Copy out the listing in full, exactly as written, but not its pictures.

MATERIAL SUPPLIED:

▬▬▬▬▬▬▬▬▬▬

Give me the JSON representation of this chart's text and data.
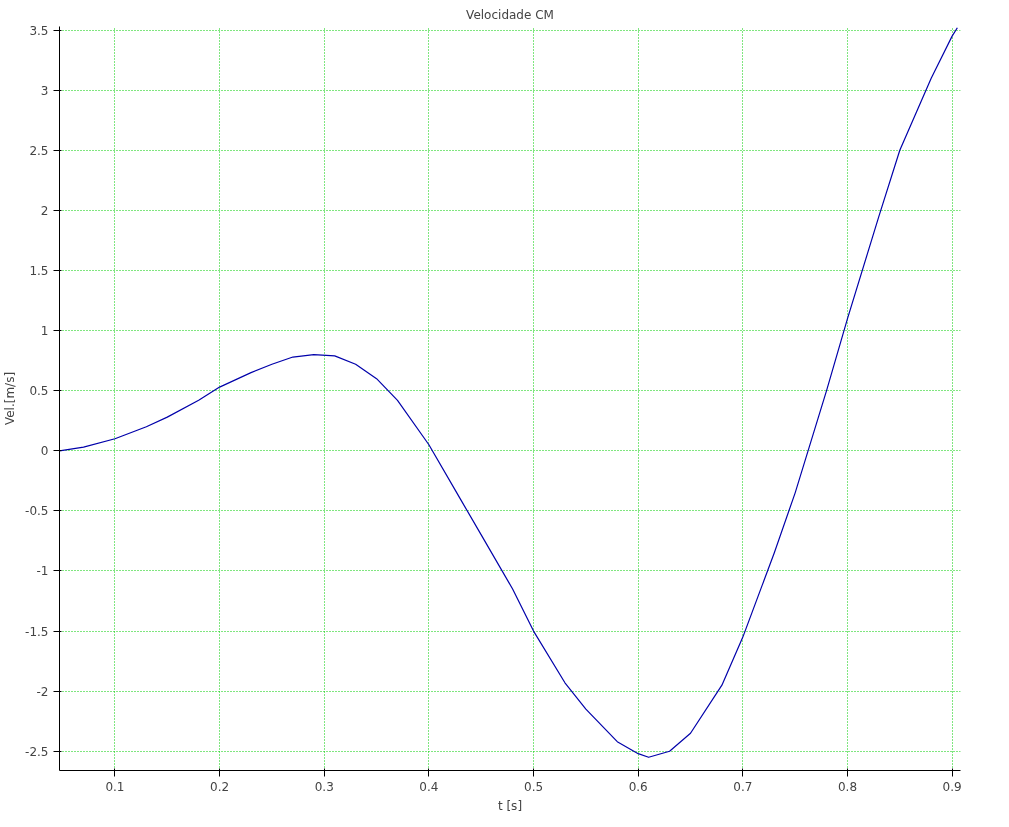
{
  "chart_data": {
    "type": "line",
    "title": "Velocidade CM",
    "xlabel": "t [s]",
    "ylabel": "Vel.[m/s]",
    "x": [
      0.047,
      0.07,
      0.1,
      0.13,
      0.15,
      0.18,
      0.2,
      0.23,
      0.25,
      0.27,
      0.29,
      0.31,
      0.33,
      0.35,
      0.37,
      0.4,
      0.43,
      0.45,
      0.48,
      0.5,
      0.53,
      0.55,
      0.58,
      0.6,
      0.61,
      0.63,
      0.65,
      0.68,
      0.7,
      0.73,
      0.75,
      0.78,
      0.8,
      0.83,
      0.85,
      0.88,
      0.9,
      0.905
    ],
    "series": [
      {
        "color": "#0000aa",
        "values": [
          0.0,
          0.03,
          0.1,
          0.2,
          0.28,
          0.42,
          0.53,
          0.65,
          0.72,
          0.78,
          0.8,
          0.79,
          0.72,
          0.6,
          0.42,
          0.05,
          -0.4,
          -0.7,
          -1.15,
          -1.5,
          -1.93,
          -2.15,
          -2.42,
          -2.52,
          -2.55,
          -2.5,
          -2.35,
          -1.95,
          -1.55,
          -0.85,
          -0.35,
          0.5,
          1.1,
          1.95,
          2.5,
          3.1,
          3.45,
          3.52
        ]
      }
    ],
    "xlim": [
      0.047,
      0.908
    ],
    "ylim": [
      -2.66,
      3.53
    ],
    "xticks": [
      0.1,
      0.2,
      0.3,
      0.4,
      0.5,
      0.6,
      0.7,
      0.8,
      0.9
    ],
    "yticks": [
      -2.5,
      -2,
      -1.5,
      -1,
      -0.5,
      0,
      0.5,
      1,
      1.5,
      2,
      2.5,
      3,
      3.5
    ],
    "grid": true,
    "line_style": "solid",
    "marker": "none"
  }
}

▬▬▬▬▬▬▬▬▬▬

EXERCISE RESULT:
Give me the JSON representation of this chart's text and data.
{
  "chart_data": {
    "type": "line",
    "title": "Velocidade CM",
    "xlabel": "t [s]",
    "ylabel": "Vel.[m/s]",
    "x": [
      0.047,
      0.07,
      0.1,
      0.13,
      0.15,
      0.18,
      0.2,
      0.23,
      0.25,
      0.27,
      0.29,
      0.31,
      0.33,
      0.35,
      0.37,
      0.4,
      0.43,
      0.45,
      0.48,
      0.5,
      0.53,
      0.55,
      0.58,
      0.6,
      0.61,
      0.63,
      0.65,
      0.68,
      0.7,
      0.73,
      0.75,
      0.78,
      0.8,
      0.83,
      0.85,
      0.88,
      0.9,
      0.905
    ],
    "series": [
      {
        "color": "#0000aa",
        "values": [
          0.0,
          0.03,
          0.1,
          0.2,
          0.28,
          0.42,
          0.53,
          0.65,
          0.72,
          0.78,
          0.8,
          0.79,
          0.72,
          0.6,
          0.42,
          0.05,
          -0.4,
          -0.7,
          -1.15,
          -1.5,
          -1.93,
          -2.15,
          -2.42,
          -2.52,
          -2.55,
          -2.5,
          -2.35,
          -1.95,
          -1.55,
          -0.85,
          -0.35,
          0.5,
          1.1,
          1.95,
          2.5,
          3.1,
          3.45,
          3.52
        ]
      }
    ],
    "xlim": [
      0.047,
      0.908
    ],
    "ylim": [
      -2.66,
      3.53
    ],
    "xticks": [
      0.1,
      0.2,
      0.3,
      0.4,
      0.5,
      0.6,
      0.7,
      0.8,
      0.9
    ],
    "yticks": [
      -2.5,
      -2,
      -1.5,
      -1,
      -0.5,
      0,
      0.5,
      1,
      1.5,
      2,
      2.5,
      3,
      3.5
    ],
    "grid": true,
    "line_style": "solid",
    "marker": "none"
  }
}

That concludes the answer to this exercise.